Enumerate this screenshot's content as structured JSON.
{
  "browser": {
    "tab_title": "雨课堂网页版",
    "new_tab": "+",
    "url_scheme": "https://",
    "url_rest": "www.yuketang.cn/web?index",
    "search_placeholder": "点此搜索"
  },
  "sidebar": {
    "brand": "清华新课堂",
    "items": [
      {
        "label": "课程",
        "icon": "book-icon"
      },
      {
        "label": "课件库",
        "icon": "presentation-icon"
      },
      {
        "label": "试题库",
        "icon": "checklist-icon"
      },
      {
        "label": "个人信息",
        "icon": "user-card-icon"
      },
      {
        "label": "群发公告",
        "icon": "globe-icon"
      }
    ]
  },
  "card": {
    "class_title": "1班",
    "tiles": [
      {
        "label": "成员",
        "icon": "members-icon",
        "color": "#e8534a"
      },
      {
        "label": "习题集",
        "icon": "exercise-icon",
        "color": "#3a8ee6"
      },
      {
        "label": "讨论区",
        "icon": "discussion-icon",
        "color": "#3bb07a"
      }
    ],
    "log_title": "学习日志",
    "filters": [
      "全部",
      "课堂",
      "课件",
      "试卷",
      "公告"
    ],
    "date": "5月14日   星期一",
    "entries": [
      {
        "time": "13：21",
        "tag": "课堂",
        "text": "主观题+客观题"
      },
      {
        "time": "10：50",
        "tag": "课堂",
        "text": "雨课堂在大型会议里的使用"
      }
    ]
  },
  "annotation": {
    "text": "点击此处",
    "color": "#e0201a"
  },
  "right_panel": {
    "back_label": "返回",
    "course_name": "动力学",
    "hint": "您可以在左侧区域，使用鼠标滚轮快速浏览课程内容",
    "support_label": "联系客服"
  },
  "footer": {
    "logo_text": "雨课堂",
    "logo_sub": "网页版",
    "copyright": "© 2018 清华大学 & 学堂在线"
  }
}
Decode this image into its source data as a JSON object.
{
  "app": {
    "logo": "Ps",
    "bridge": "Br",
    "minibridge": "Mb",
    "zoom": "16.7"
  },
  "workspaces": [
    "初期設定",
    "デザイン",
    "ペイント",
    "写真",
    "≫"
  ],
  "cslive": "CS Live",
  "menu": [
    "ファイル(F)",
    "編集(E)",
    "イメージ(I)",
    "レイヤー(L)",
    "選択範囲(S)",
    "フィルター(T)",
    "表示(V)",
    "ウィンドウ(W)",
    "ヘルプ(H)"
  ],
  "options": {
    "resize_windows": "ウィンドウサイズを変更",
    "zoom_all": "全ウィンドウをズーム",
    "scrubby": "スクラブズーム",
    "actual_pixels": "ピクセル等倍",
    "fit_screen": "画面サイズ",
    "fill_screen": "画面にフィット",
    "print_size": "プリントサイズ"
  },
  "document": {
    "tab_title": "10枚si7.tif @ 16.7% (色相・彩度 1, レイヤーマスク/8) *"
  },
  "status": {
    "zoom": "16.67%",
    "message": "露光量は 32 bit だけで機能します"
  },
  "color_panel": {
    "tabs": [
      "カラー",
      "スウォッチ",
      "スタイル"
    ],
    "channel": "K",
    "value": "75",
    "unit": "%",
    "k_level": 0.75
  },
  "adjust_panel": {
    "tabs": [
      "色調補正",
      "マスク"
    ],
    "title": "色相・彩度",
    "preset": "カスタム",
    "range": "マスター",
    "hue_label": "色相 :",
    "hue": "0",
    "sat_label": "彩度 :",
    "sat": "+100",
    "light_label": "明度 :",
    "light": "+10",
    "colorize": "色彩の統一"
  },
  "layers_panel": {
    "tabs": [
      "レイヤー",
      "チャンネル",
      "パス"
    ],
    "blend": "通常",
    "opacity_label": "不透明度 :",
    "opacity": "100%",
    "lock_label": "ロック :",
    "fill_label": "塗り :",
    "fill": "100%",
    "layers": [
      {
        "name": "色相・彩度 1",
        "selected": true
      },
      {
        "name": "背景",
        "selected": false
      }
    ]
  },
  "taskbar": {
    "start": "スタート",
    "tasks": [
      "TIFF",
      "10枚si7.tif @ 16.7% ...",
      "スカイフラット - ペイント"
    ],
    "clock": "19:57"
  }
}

-----

__Exercise aim__.
Return the lines beginning at the one that contains "Decode this image" and continuing through the last line of the data, exactly as they stand and without any others.

__Result__.
Decode this image into its source data as a JSON object.
{
  "app": {
    "logo": "Ps",
    "bridge": "Br",
    "minibridge": "Mb",
    "zoom": "16.7"
  },
  "workspaces": [
    "初期設定",
    "デザイン",
    "ペイント",
    "写真",
    "≫"
  ],
  "cslive": "CS Live",
  "menu": [
    "ファイル(F)",
    "編集(E)",
    "イメージ(I)",
    "レイヤー(L)",
    "選択範囲(S)",
    "フィルター(T)",
    "表示(V)",
    "ウィンドウ(W)",
    "ヘルプ(H)"
  ],
  "options": {
    "resize_windows": "ウィンドウサイズを変更",
    "zoom_all": "全ウィンドウをズーム",
    "scrubby": "スクラブズーム",
    "actual_pixels": "ピクセル等倍",
    "fit_screen": "画面サイズ",
    "fill_screen": "画面にフィット",
    "print_size": "プリントサイズ"
  },
  "document": {
    "tab_title": "10枚si7.tif @ 16.7% (色相・彩度 1, レイヤーマスク/8) *"
  },
  "status": {
    "zoom": "16.67%",
    "message": "露光量は 32 bit だけで機能します"
  },
  "color_panel": {
    "tabs": [
      "カラー",
      "スウォッチ",
      "スタイル"
    ],
    "channel": "K",
    "value": "75",
    "unit": "%",
    "k_level": 0.75
  },
  "adjust_panel": {
    "tabs": [
      "色調補正",
      "マスク"
    ],
    "title": "色相・彩度",
    "preset": "カスタム",
    "range": "マスター",
    "hue_label": "色相 :",
    "hue": "0",
    "sat_label": "彩度 :",
    "sat": "+100",
    "light_label": "明度 :",
    "light": "+10",
    "colorize": "色彩の統一"
  },
  "layers_panel": {
    "tabs": [
      "レイヤー",
      "チャンネル",
      "パス"
    ],
    "blend": "通常",
    "opacity_label": "不透明度 :",
    "opacity": "100%",
    "lock_label": "ロック :",
    "fill_label": "塗り :",
    "fill": "100%",
    "layers": [
      {
        "name": "色相・彩度 1",
        "selected": true
      },
      {
        "name": "背景",
        "selected": false
      }
    ]
  },
  "taskbar": {
    "start": "スタート",
    "tasks": [
      "TIFF",
      "10枚si7.tif @ 16.7% ...",
      "スカイフラット - ペイント"
    ],
    "clock": "19:57"
  }
}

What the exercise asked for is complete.